## EXERCISE
Output word for word the lines from the one with "What's the underlying" to the final line of the data, both ends included, but skip the pictures.

'''

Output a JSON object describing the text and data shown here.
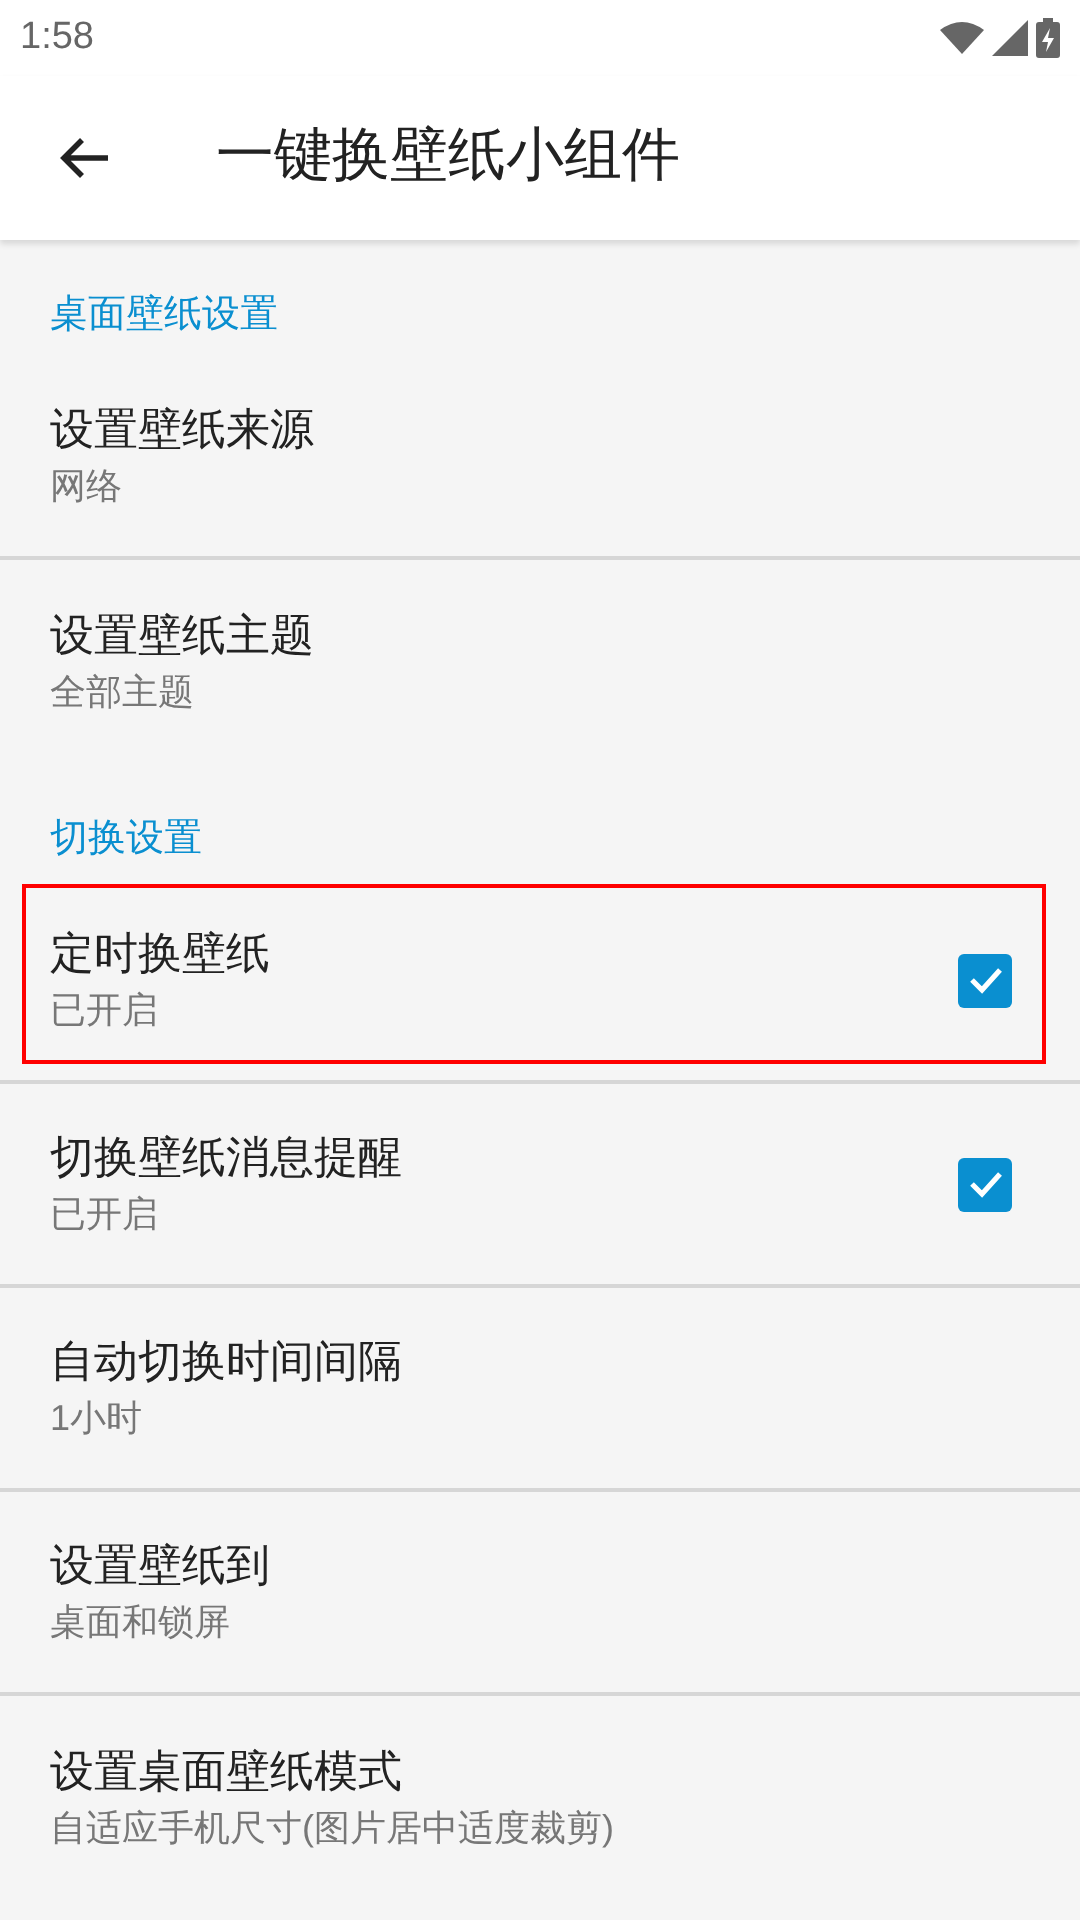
{
  "status_bar": {
    "time": "1:58"
  },
  "app_bar": {
    "title": "一键换壁纸小组件"
  },
  "sections": [
    {
      "header": "桌面壁纸设置",
      "items": [
        {
          "kind": "plain",
          "title": "设置壁纸来源",
          "summary": "网络",
          "highlighted": false
        },
        {
          "kind": "plain",
          "title": "设置壁纸主题",
          "summary": "全部主题",
          "highlighted": false
        }
      ]
    },
    {
      "header": "切换设置",
      "items": [
        {
          "kind": "checkbox",
          "title": "定时换壁纸",
          "summary": "已开启",
          "checked": true,
          "highlighted": true
        },
        {
          "kind": "checkbox",
          "title": "切换壁纸消息提醒",
          "summary": "已开启",
          "checked": true,
          "highlighted": false
        },
        {
          "kind": "plain",
          "title": "自动切换时间间隔",
          "summary": "1小时",
          "highlighted": false
        },
        {
          "kind": "plain",
          "title": "设置壁纸到",
          "summary": "桌面和锁屏",
          "highlighted": false
        },
        {
          "kind": "plain",
          "title": "设置桌面壁纸模式",
          "summary": "自适应手机尺寸(图片居中适度裁剪)",
          "highlighted": false
        }
      ]
    }
  ]
}
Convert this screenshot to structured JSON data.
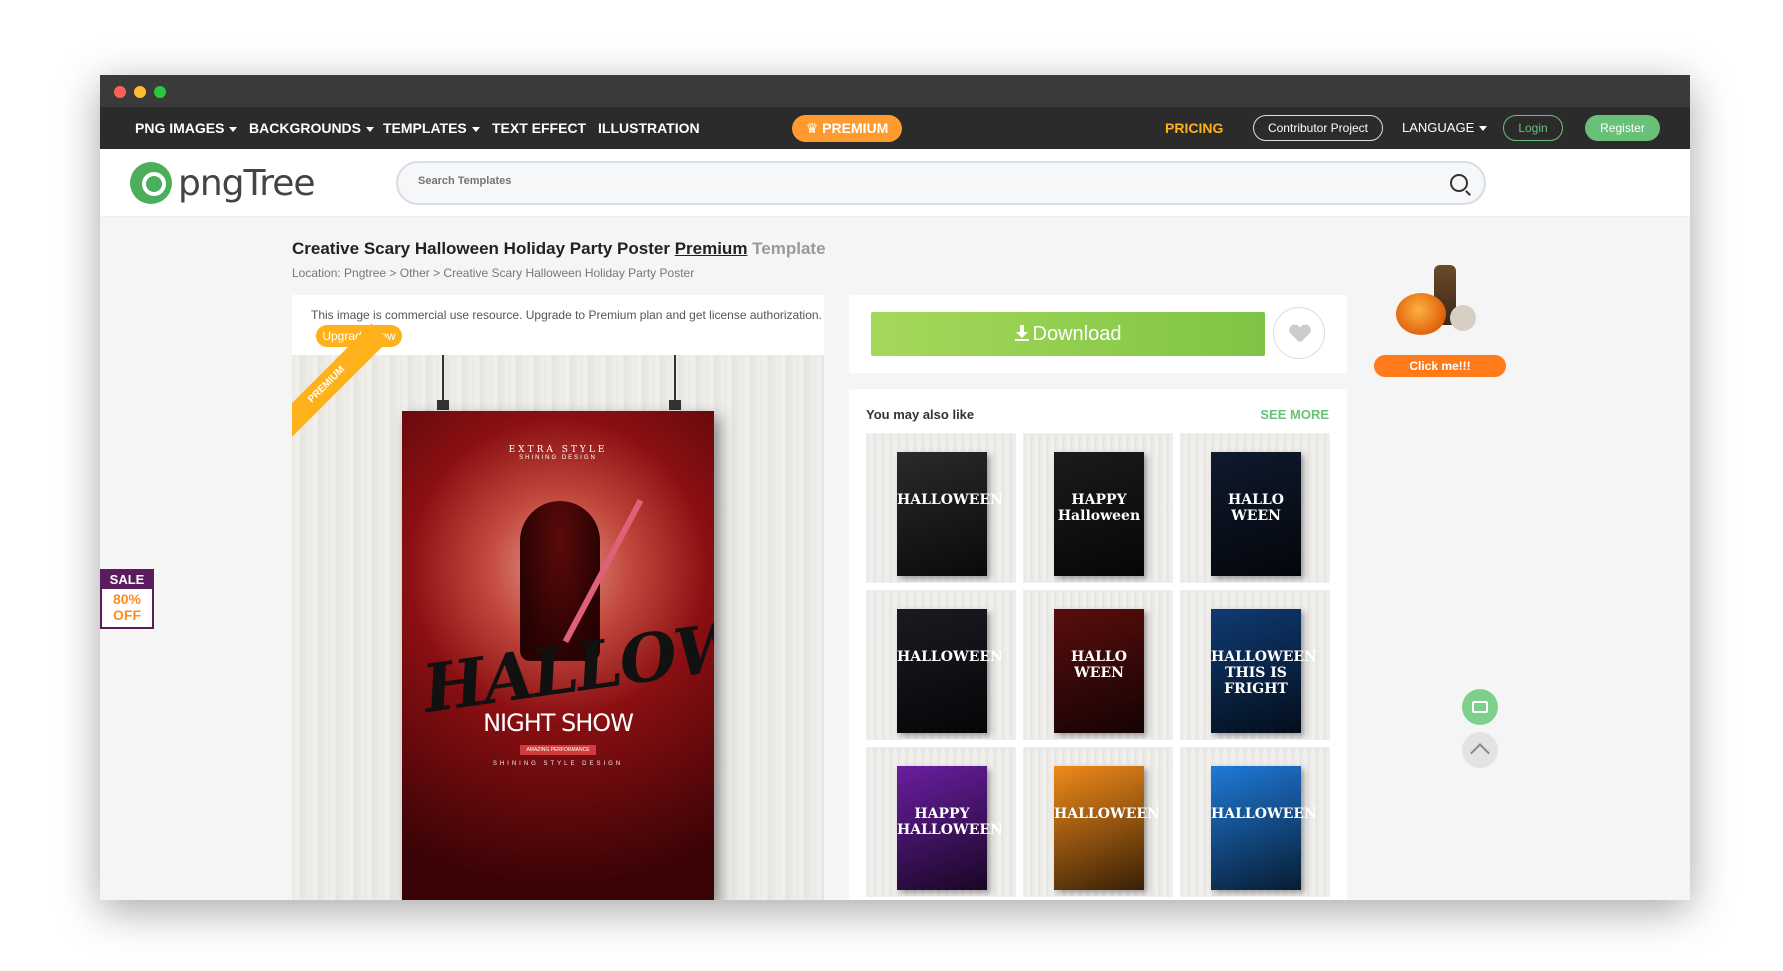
{
  "nav": {
    "items": [
      {
        "label": "PNG IMAGES",
        "dropdown": true
      },
      {
        "label": "BACKGROUNDS",
        "dropdown": true
      },
      {
        "label": "TEMPLATES",
        "dropdown": true
      },
      {
        "label": "TEXT EFFECT",
        "dropdown": false
      },
      {
        "label": "ILLUSTRATION",
        "dropdown": false
      }
    ],
    "premium": "PREMIUM",
    "pricing": "PRICING",
    "contributor": "Contributor Project",
    "language": "LANGUAGE",
    "login": "Login",
    "register": "Register"
  },
  "logo": {
    "text": "pngTree"
  },
  "search": {
    "placeholder": "Search Templates"
  },
  "page": {
    "title_main": "Creative Scary Halloween Holiday Party Poster",
    "title_premium": "Premium",
    "title_template": "Template",
    "breadcrumb": "Location: Pngtree > Other > Creative Scary Halloween Holiday Party Poster"
  },
  "notice": {
    "text": "This image is commercial use resource. Upgrade to Premium plan and get license authorization.",
    "upgrade_label": "Upgrade Now"
  },
  "preview": {
    "ribbon": "PREMIUM",
    "poster_top": "EXTRA STYLE",
    "poster_sub": "SHINING DESIGN",
    "poster_title": "HALLOWEEN",
    "poster_night": "NIGHT SHOW",
    "poster_perf": "AMAZING PERFORMANCE",
    "poster_design": "SHINING STYLE DESIGN"
  },
  "download": {
    "label": "Download"
  },
  "recommend": {
    "title": "You may also like",
    "see_more": "SEE MORE",
    "thumbs": [
      {
        "caption": "HALLOWEEN",
        "color": "#2a2a2a"
      },
      {
        "caption": "HAPPY Halloween",
        "color": "#1b1b1b"
      },
      {
        "caption": "HALLO WEEN",
        "color": "#0f1a2e"
      },
      {
        "caption": "HALLOWEEN",
        "color": "#1a1a22"
      },
      {
        "caption": "HALLO WEEN",
        "color": "#5a0d0d"
      },
      {
        "caption": "HALLOWEEN THIS IS FRIGHT",
        "color": "#0f3b73"
      },
      {
        "caption": "HAPPY HALLOWEEN",
        "color": "#6a1ea0"
      },
      {
        "caption": "HALLOWEEN",
        "color": "#f08a1a"
      },
      {
        "caption": "HALLOWEEN",
        "color": "#1f7ad8"
      }
    ]
  },
  "sale": {
    "top": "SALE",
    "pct": "80%",
    "off": "OFF"
  },
  "promo": {
    "click_label": "Click me!!!"
  },
  "colors": {
    "accent_green": "#69c079",
    "premium_orange": "#ff9a2e",
    "pricing_yellow": "#ffb11b"
  }
}
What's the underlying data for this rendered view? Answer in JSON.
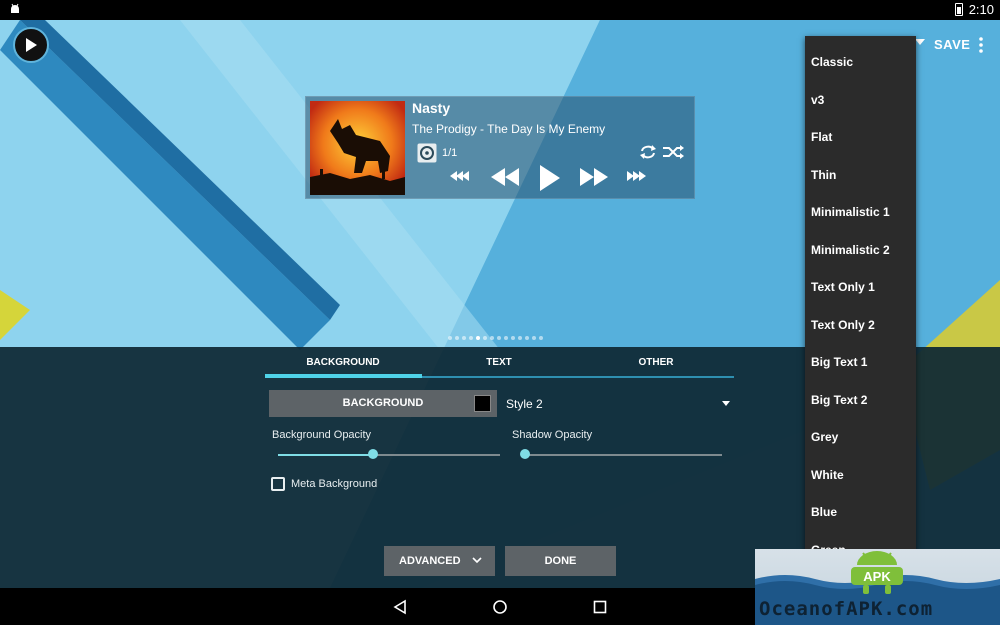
{
  "status_bar": {
    "time": "2:10"
  },
  "toolbar": {
    "save_label": "SAVE"
  },
  "widget": {
    "title": "Nasty",
    "artist_album": "The Prodigy - The Day Is My Enemy",
    "queue_position": "1/1"
  },
  "tabs": [
    {
      "label": "BACKGROUND",
      "active": true
    },
    {
      "label": "TEXT",
      "active": false
    },
    {
      "label": "OTHER",
      "active": false
    }
  ],
  "background": {
    "button_label": "BACKGROUND",
    "swatch_color": "#000000",
    "style_value": "Style 2"
  },
  "sliders": {
    "background_opacity": {
      "label": "Background Opacity",
      "value": 0.43
    },
    "shadow_opacity": {
      "label": "Shadow Opacity",
      "value": 0.0
    }
  },
  "meta_background": {
    "label": "Meta Background",
    "checked": false
  },
  "actions": {
    "advanced_label": "ADVANCED",
    "done_label": "DONE"
  },
  "style_menu": {
    "items": [
      "Classic",
      "v3",
      "Flat",
      "Thin",
      "Minimalistic 1",
      "Minimalistic 2",
      "Text Only 1",
      "Text Only 2",
      "Big Text 1",
      "Big Text 2",
      "Grey",
      "White",
      "Blue",
      "Green"
    ]
  },
  "page_indicator": {
    "count": 14,
    "active_index": 4
  },
  "watermark": {
    "text": "OceanofAPK.com",
    "logo_text": "APK"
  },
  "colors": {
    "accent": "#4fd3e8",
    "panel": "#0e2834",
    "button": "#5d6367"
  }
}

'''

## SOLUTION TO THIS TASK
What's the underlying data for this rendered view? Answer in JSON.
{
  "status_bar": {
    "time": "2:10"
  },
  "toolbar": {
    "save_label": "SAVE"
  },
  "widget": {
    "title": "Nasty",
    "artist_album": "The Prodigy - The Day Is My Enemy",
    "queue_position": "1/1"
  },
  "tabs": [
    {
      "label": "BACKGROUND",
      "active": true
    },
    {
      "label": "TEXT",
      "active": false
    },
    {
      "label": "OTHER",
      "active": false
    }
  ],
  "background": {
    "button_label": "BACKGROUND",
    "swatch_color": "#000000",
    "style_value": "Style 2"
  },
  "sliders": {
    "background_opacity": {
      "label": "Background Opacity",
      "value": 0.43
    },
    "shadow_opacity": {
      "label": "Shadow Opacity",
      "value": 0.0
    }
  },
  "meta_background": {
    "label": "Meta Background",
    "checked": false
  },
  "actions": {
    "advanced_label": "ADVANCED",
    "done_label": "DONE"
  },
  "style_menu": {
    "items": [
      "Classic",
      "v3",
      "Flat",
      "Thin",
      "Minimalistic 1",
      "Minimalistic 2",
      "Text Only 1",
      "Text Only 2",
      "Big Text 1",
      "Big Text 2",
      "Grey",
      "White",
      "Blue",
      "Green"
    ]
  },
  "page_indicator": {
    "count": 14,
    "active_index": 4
  },
  "watermark": {
    "text": "OceanofAPK.com",
    "logo_text": "APK"
  },
  "colors": {
    "accent": "#4fd3e8",
    "panel": "#0e2834",
    "button": "#5d6367"
  }
}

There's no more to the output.